**Your task**
Each line below should be reproduced without any alteration.
>> Start Information provided
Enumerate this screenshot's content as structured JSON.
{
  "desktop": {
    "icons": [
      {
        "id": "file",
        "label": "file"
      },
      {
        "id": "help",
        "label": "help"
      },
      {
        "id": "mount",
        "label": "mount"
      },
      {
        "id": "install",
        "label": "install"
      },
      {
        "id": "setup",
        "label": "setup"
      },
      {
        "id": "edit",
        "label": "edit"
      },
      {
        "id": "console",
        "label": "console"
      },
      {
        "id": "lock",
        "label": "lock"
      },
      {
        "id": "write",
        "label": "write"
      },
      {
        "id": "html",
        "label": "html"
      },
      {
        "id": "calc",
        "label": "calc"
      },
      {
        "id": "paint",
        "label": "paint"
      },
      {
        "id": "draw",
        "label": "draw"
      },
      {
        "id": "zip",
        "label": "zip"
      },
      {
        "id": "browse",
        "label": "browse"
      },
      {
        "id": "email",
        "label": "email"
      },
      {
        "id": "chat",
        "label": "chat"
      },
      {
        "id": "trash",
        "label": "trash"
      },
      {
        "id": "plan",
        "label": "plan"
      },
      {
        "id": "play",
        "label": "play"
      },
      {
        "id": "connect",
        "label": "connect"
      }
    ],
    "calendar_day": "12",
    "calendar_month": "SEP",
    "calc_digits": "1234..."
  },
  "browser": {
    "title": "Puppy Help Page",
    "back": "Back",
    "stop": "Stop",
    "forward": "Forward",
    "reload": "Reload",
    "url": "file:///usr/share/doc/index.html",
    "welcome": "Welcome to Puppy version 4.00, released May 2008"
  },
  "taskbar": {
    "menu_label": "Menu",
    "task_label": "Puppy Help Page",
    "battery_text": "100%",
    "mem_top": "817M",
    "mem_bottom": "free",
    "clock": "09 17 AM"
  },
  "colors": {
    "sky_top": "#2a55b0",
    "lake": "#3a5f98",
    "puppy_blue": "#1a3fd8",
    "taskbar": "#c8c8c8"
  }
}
>> End Information provided
**The answer**
Enumerate this screenshot's content as structured JSON.
{
  "desktop": {
    "icons": [
      {
        "id": "file",
        "label": "file"
      },
      {
        "id": "help",
        "label": "help"
      },
      {
        "id": "mount",
        "label": "mount"
      },
      {
        "id": "install",
        "label": "install"
      },
      {
        "id": "setup",
        "label": "setup"
      },
      {
        "id": "edit",
        "label": "edit"
      },
      {
        "id": "console",
        "label": "console"
      },
      {
        "id": "lock",
        "label": "lock"
      },
      {
        "id": "write",
        "label": "write"
      },
      {
        "id": "html",
        "label": "html"
      },
      {
        "id": "calc",
        "label": "calc"
      },
      {
        "id": "paint",
        "label": "paint"
      },
      {
        "id": "draw",
        "label": "draw"
      },
      {
        "id": "zip",
        "label": "zip"
      },
      {
        "id": "browse",
        "label": "browse"
      },
      {
        "id": "email",
        "label": "email"
      },
      {
        "id": "chat",
        "label": "chat"
      },
      {
        "id": "trash",
        "label": "trash"
      },
      {
        "id": "plan",
        "label": "plan"
      },
      {
        "id": "play",
        "label": "play"
      },
      {
        "id": "connect",
        "label": "connect"
      }
    ],
    "calendar_day": "12",
    "calendar_month": "SEP",
    "calc_digits": "1234..."
  },
  "browser": {
    "title": "Puppy Help Page",
    "back": "Back",
    "stop": "Stop",
    "forward": "Forward",
    "reload": "Reload",
    "url": "file:///usr/share/doc/index.html",
    "welcome": "Welcome to Puppy version 4.00, released May 2008"
  },
  "taskbar": {
    "menu_label": "Menu",
    "task_label": "Puppy Help Page",
    "battery_text": "100%",
    "mem_top": "817M",
    "mem_bottom": "free",
    "clock": "09 17 AM"
  },
  "colors": {
    "sky_top": "#2a55b0",
    "lake": "#3a5f98",
    "puppy_blue": "#1a3fd8",
    "taskbar": "#c8c8c8"
  }
}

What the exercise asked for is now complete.